◆ The problem: Extract the full listing verbatim and drop any pictures from your copy.

_ _ _ _

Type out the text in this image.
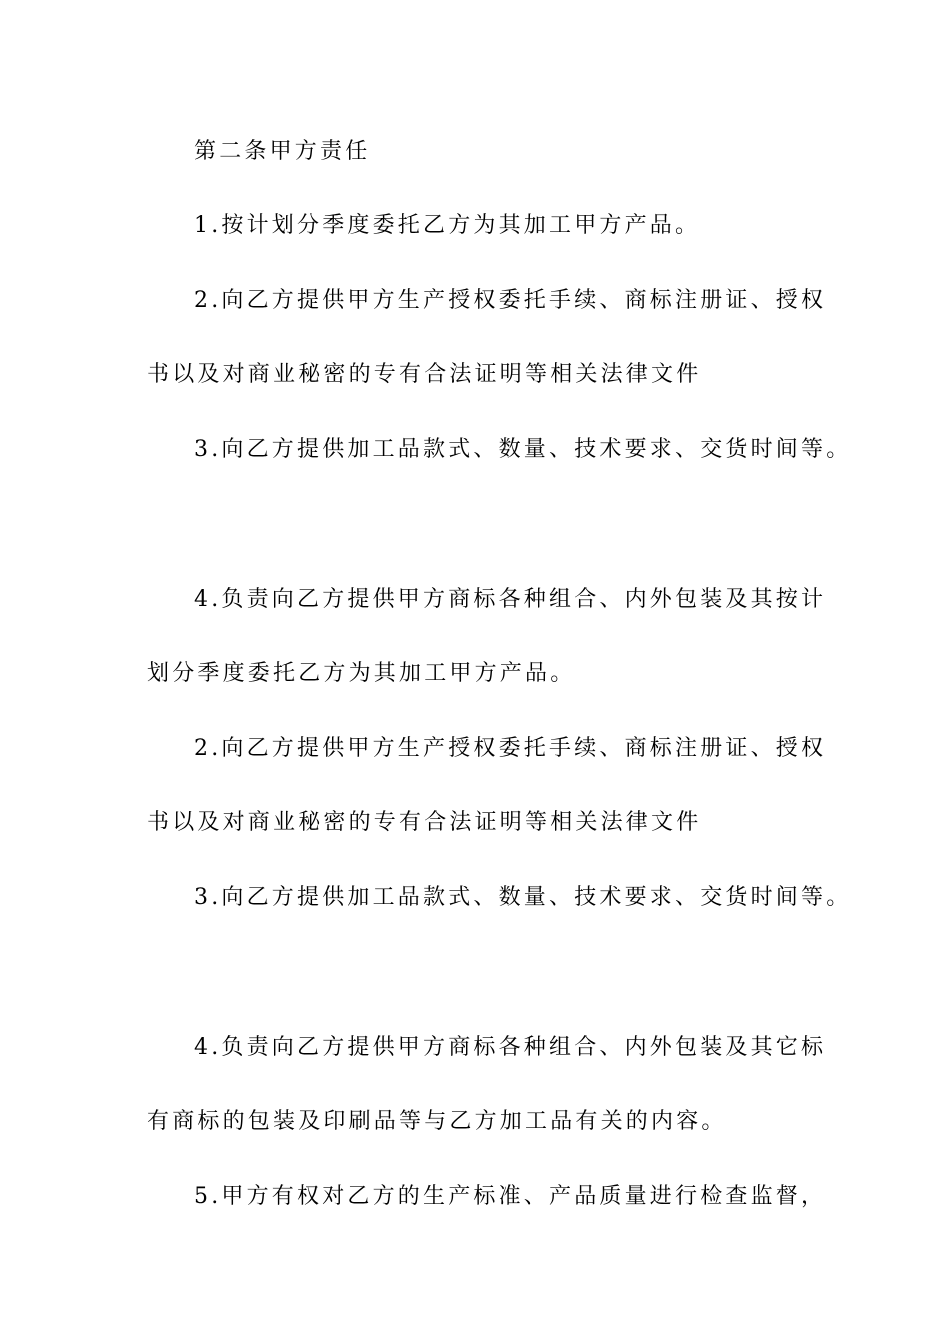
第二条甲方责任
1.按计划分季度委托乙方为其加工甲方产品。
2.向乙方提供甲方生产授权委托手续、商标注册证、授权
书以及对商业秘密的专有合法证明等相关法律文件
3.向乙方提供加工品款式、数量、技术要求、交货时间等。
4.负责向乙方提供甲方商标各种组合、内外包装及其按计
划分季度委托乙方为其加工甲方产品。
2.向乙方提供甲方生产授权委托手续、商标注册证、授权
书以及对商业秘密的专有合法证明等相关法律文件
3.向乙方提供加工品款式、数量、技术要求、交货时间等。
4.负责向乙方提供甲方商标各种组合、内外包装及其它标
有商标的包装及印刷品等与乙方加工品有关的内容。
5.甲方有权对乙方的生产标准、产品质量进行检查监督，
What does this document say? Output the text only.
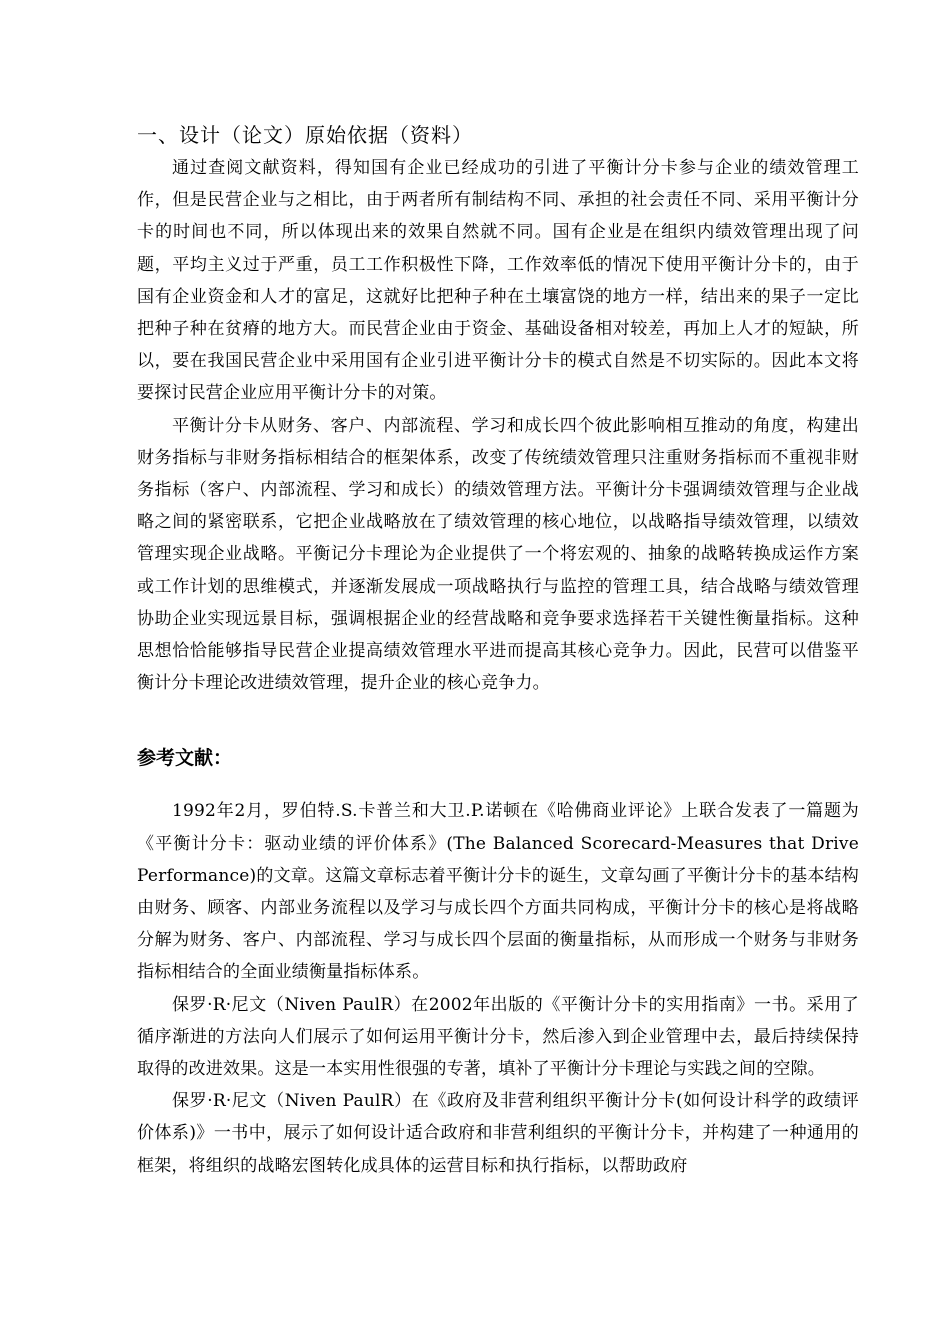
一、设计（论文）原始依据（资料）

通过查阅文献资料，得知国有企业已经成功的引进了平衡计分卡参与企业的绩效管理工作，但是民营企业与之相比，由于两者所有制结构不同、承担的社会责任不同、采用平衡计分卡的时间也不同，所以体现出来的效果自然就不同。国有企业是在组织内绩效管理出现了问题，平均主义过于严重，员工工作积极性下降，工作效率低的情况下使用平衡计分卡的，由于国有企业资金和人才的富足，这就好比把种子种在土壤富饶的地方一样，结出来的果子一定比把种子种在贫瘠的地方大。而民营企业由于资金、基础设备相对较差，再加上人才的短缺，所以，要在我国民营企业中采用国有企业引进平衡计分卡的模式自然是不切实际的。因此本文将要探讨民营企业应用平衡计分卡的对策。

平衡计分卡从财务、客户、内部流程、学习和成长四个彼此影响相互推动的角度，构建出财务指标与非财务指标相结合的框架体系，改变了传统绩效管理只注重财务指标而不重视非财务指标（客户、内部流程、学习和成长）的绩效管理方法。平衡计分卡强调绩效管理与企业战略之间的紧密联系，它把企业战略放在了绩效管理的核心地位，以战略指导绩效管理，以绩效管理实现企业战略。平衡记分卡理论为企业提供了一个将宏观的、抽象的战略转换成运作方案或工作计划的思维模式，并逐渐发展成一项战略执行与监控的管理工具，结合战略与绩效管理协助企业实现远景目标，强调根据企业的经营战略和竞争要求选择若干关键性衡量指标。这种思想恰恰能够指导民营企业提高绩效管理水平进而提高其核心竞争力。因此，民营可以借鉴平衡计分卡理论改进绩效管理，提升企业的核心竞争力。

参考文献：

1992年2月，罗伯特.S.卡普兰和大卫.P.诺顿在《哈佛商业评论》上联合发表了一篇题为《平衡计分卡：驱动业绩的评价体系》(The Balanced Scorecard-Measures that Drive Performance)的文章。这篇文章标志着平衡计分卡的诞生，文章勾画了平衡计分卡的基本结构由财务、顾客、内部业务流程以及学习与成长四个方面共同构成，平衡计分卡的核心是将战略分解为财务、客户、内部流程、学习与成长四个层面的衡量指标，从而形成一个财务与非财务指标相结合的全面业绩衡量指标体系。

保罗·R·尼文（Niven PaulR）在2002年出版的《平衡计分卡的实用指南》一书。采用了循序渐进的方法向人们展示了如何运用平衡计分卡，然后渗入到企业管理中去，最后持续保持取得的改进效果。这是一本实用性很强的专著，填补了平衡计分卡理论与实践之间的空隙。

保罗·R·尼文（Niven PaulR）在《政府及非营利组织平衡计分卡(如何设计科学的政绩评价体系)》一书中，展示了如何设计适合政府和非营利组织的平衡计分卡，并构建了一种通用的框架，将组织的战略宏图转化成具体的运营目标和执行指标，以帮助政府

_ _ _ _

◆ Full answer:
Type out the text in this image.
第二条甲方责任
1.按计划分季度委托乙方为其加工甲方产品。
2.向乙方提供甲方生产授权委托手续、商标注册证、授权
书以及对商业秘密的专有合法证明等相关法律文件
3.向乙方提供加工品款式、数量、技术要求、交货时间等。
4.负责向乙方提供甲方商标各种组合、内外包装及其按计
划分季度委托乙方为其加工甲方产品。
2.向乙方提供甲方生产授权委托手续、商标注册证、授权
书以及对商业秘密的专有合法证明等相关法律文件
3.向乙方提供加工品款式、数量、技术要求、交货时间等。
4.负责向乙方提供甲方商标各种组合、内外包装及其它标
有商标的包装及印刷品等与乙方加工品有关的内容。
5.甲方有权对乙方的生产标准、产品质量进行检查监督，
What does this document say? Output the text only.
一、设计（论文）原始依据（资料）

通过查阅文献资料，得知国有企业已经成功的引进了平衡计分卡参与企业的绩效管理工作，但是民营企业与之相比，由于两者所有制结构不同、承担的社会责任不同、采用平衡计分卡的时间也不同，所以体现出来的效果自然就不同。国有企业是在组织内绩效管理出现了问题，平均主义过于严重，员工工作积极性下降，工作效率低的情况下使用平衡计分卡的，由于国有企业资金和人才的富足，这就好比把种子种在土壤富饶的地方一样，结出来的果子一定比把种子种在贫瘠的地方大。而民营企业由于资金、基础设备相对较差，再加上人才的短缺，所以，要在我国民营企业中采用国有企业引进平衡计分卡的模式自然是不切实际的。因此本文将要探讨民营企业应用平衡计分卡的对策。

平衡计分卡从财务、客户、内部流程、学习和成长四个彼此影响相互推动的角度，构建出财务指标与非财务指标相结合的框架体系，改变了传统绩效管理只注重财务指标而不重视非财务指标（客户、内部流程、学习和成长）的绩效管理方法。平衡计分卡强调绩效管理与企业战略之间的紧密联系，它把企业战略放在了绩效管理的核心地位，以战略指导绩效管理，以绩效管理实现企业战略。平衡记分卡理论为企业提供了一个将宏观的、抽象的战略转换成运作方案或工作计划的思维模式，并逐渐发展成一项战略执行与监控的管理工具，结合战略与绩效管理协助企业实现远景目标，强调根据企业的经营战略和竞争要求选择若干关键性衡量指标。这种思想恰恰能够指导民营企业提高绩效管理水平进而提高其核心竞争力。因此，民营可以借鉴平衡计分卡理论改进绩效管理，提升企业的核心竞争力。

参考文献：

1992年2月，罗伯特.S.卡普兰和大卫.P.诺顿在《哈佛商业评论》上联合发表了一篇题为《平衡计分卡：驱动业绩的评价体系》(The Balanced Scorecard-Measures that Drive Performance)的文章。这篇文章标志着平衡计分卡的诞生，文章勾画了平衡计分卡的基本结构由财务、顾客、内部业务流程以及学习与成长四个方面共同构成，平衡计分卡的核心是将战略分解为财务、客户、内部流程、学习与成长四个层面的衡量指标，从而形成一个财务与非财务指标相结合的全面业绩衡量指标体系。

保罗·R·尼文（Niven PaulR）在2002年出版的《平衡计分卡的实用指南》一书。采用了循序渐进的方法向人们展示了如何运用平衡计分卡，然后渗入到企业管理中去，最后持续保持取得的改进效果。这是一本实用性很强的专著，填补了平衡计分卡理论与实践之间的空隙。

保罗·R·尼文（Niven PaulR）在《政府及非营利组织平衡计分卡(如何设计科学的政绩评价体系)》一书中，展示了如何设计适合政府和非营利组织的平衡计分卡，并构建了一种通用的框架，将组织的战略宏图转化成具体的运营目标和执行指标，以帮助政府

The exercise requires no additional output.